-- Start --

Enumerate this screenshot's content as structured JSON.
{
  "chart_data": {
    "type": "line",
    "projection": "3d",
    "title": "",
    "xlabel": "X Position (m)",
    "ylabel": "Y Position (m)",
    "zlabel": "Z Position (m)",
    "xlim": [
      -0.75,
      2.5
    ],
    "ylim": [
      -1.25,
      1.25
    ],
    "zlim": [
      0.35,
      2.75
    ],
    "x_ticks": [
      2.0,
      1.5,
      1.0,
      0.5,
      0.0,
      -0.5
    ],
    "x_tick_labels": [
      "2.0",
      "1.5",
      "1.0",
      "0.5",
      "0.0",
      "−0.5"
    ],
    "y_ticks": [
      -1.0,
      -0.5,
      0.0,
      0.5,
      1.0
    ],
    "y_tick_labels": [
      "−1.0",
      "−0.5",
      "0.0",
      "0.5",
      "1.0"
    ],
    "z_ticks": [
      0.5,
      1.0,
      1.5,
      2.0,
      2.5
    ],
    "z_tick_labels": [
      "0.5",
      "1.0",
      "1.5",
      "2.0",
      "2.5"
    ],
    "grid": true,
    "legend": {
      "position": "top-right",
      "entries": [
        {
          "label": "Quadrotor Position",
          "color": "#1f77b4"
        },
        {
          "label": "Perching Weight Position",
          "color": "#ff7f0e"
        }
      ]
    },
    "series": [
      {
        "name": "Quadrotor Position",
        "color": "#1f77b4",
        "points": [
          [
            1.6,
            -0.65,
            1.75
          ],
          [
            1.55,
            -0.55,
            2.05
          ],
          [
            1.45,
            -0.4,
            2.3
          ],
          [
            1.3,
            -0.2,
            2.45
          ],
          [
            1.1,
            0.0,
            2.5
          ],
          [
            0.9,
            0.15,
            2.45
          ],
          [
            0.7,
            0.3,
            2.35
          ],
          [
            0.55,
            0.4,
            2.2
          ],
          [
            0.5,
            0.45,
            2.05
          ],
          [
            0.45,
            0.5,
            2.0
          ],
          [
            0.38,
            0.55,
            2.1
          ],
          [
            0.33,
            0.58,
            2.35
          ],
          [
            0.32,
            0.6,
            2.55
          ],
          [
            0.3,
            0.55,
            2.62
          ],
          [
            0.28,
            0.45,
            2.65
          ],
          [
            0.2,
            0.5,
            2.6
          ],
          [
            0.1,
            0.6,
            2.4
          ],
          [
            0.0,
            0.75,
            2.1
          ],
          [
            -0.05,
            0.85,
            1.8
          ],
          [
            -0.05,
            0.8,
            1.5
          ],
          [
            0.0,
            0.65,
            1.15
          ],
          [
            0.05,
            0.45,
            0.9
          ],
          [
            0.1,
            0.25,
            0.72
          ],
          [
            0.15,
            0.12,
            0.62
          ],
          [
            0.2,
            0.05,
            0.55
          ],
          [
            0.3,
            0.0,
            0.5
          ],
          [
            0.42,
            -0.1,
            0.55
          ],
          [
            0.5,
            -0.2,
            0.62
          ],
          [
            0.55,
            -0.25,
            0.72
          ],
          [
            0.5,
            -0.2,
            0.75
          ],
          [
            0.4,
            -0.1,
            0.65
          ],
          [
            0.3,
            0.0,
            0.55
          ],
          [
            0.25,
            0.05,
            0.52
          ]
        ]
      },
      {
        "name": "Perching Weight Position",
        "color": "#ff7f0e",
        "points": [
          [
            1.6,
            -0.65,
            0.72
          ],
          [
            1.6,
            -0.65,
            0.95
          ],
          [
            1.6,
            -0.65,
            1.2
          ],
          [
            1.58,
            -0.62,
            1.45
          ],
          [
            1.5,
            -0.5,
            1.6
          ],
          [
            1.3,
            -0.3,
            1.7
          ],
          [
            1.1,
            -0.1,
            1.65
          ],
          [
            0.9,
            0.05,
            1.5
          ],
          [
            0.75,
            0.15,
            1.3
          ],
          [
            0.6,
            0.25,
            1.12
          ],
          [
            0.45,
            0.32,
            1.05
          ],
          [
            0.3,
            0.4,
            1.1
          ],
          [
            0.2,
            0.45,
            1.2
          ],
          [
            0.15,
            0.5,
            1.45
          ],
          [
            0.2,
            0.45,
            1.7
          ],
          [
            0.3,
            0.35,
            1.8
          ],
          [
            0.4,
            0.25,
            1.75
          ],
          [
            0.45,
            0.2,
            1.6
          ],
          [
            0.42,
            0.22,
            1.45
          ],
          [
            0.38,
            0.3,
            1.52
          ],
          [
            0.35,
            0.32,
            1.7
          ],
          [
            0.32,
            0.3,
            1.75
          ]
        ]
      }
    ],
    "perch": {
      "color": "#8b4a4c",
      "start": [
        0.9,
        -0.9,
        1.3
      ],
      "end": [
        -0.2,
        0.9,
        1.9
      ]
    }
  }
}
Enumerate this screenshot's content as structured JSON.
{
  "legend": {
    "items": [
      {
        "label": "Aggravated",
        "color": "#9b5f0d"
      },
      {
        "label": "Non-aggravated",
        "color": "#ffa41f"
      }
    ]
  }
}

-- End --

● **Description of the task**
Identify each line holding the string "name", and copy it out.

● **Solved exercise**
        "name": "Quadrotor Position",
        "name": "Perching Weight Position",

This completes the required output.